> Task objective:
Count the lines below that contain the string "address", treating uppercase and lowercase letters as different. Reply with the number alone.
++++
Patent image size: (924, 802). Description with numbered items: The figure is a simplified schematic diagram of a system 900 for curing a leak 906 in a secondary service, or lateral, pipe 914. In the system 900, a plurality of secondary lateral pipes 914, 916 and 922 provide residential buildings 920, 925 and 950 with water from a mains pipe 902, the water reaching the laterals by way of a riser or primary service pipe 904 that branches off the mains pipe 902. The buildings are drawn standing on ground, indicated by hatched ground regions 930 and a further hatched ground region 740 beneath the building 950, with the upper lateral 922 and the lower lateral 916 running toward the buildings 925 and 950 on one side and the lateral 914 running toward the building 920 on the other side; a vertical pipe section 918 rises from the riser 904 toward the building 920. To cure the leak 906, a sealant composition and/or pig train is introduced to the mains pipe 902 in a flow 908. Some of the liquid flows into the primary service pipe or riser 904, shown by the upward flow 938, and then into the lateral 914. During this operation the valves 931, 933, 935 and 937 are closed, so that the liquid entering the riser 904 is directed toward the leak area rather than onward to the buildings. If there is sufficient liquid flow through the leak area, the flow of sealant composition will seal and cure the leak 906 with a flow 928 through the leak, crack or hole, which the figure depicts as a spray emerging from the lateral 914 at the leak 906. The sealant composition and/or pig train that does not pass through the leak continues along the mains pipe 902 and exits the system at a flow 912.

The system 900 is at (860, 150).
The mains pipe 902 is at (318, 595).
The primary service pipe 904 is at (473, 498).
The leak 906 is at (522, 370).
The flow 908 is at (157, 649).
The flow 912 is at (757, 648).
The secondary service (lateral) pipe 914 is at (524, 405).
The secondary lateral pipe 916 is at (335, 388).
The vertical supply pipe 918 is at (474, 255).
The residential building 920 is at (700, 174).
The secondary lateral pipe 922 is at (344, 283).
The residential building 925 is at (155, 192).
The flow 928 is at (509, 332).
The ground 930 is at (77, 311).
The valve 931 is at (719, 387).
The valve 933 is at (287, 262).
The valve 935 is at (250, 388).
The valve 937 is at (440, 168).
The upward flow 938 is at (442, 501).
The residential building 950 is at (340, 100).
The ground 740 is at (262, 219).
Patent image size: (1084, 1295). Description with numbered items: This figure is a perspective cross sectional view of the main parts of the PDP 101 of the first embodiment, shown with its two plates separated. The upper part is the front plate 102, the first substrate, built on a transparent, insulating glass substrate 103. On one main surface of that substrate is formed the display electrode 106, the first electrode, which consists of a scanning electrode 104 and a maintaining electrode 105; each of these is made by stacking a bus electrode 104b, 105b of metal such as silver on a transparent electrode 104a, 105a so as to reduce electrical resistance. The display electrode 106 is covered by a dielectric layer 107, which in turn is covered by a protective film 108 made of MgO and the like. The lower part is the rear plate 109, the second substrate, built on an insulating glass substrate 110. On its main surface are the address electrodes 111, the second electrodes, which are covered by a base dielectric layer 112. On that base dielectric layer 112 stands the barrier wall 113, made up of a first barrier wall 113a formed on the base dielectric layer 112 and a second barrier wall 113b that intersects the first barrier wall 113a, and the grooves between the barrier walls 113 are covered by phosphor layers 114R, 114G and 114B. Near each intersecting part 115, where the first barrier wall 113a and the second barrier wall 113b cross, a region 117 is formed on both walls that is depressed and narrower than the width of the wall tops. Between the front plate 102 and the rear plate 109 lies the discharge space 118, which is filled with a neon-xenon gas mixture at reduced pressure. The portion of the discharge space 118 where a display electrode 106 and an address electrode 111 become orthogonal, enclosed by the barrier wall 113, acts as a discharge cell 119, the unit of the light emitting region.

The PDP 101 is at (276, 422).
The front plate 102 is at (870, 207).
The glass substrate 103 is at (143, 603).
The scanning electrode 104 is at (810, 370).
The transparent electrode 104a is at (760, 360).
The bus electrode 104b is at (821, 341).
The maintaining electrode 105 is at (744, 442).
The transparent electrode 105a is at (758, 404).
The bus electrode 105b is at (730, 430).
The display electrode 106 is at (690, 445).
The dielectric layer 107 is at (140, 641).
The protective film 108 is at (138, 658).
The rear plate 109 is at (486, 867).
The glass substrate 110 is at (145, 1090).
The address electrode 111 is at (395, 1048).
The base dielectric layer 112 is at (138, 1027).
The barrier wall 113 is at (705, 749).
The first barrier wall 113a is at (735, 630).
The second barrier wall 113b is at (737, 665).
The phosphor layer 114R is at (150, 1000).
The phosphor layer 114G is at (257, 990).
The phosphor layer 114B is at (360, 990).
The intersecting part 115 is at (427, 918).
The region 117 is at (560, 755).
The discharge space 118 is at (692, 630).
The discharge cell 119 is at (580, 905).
++++
> Solution for this exercise:
2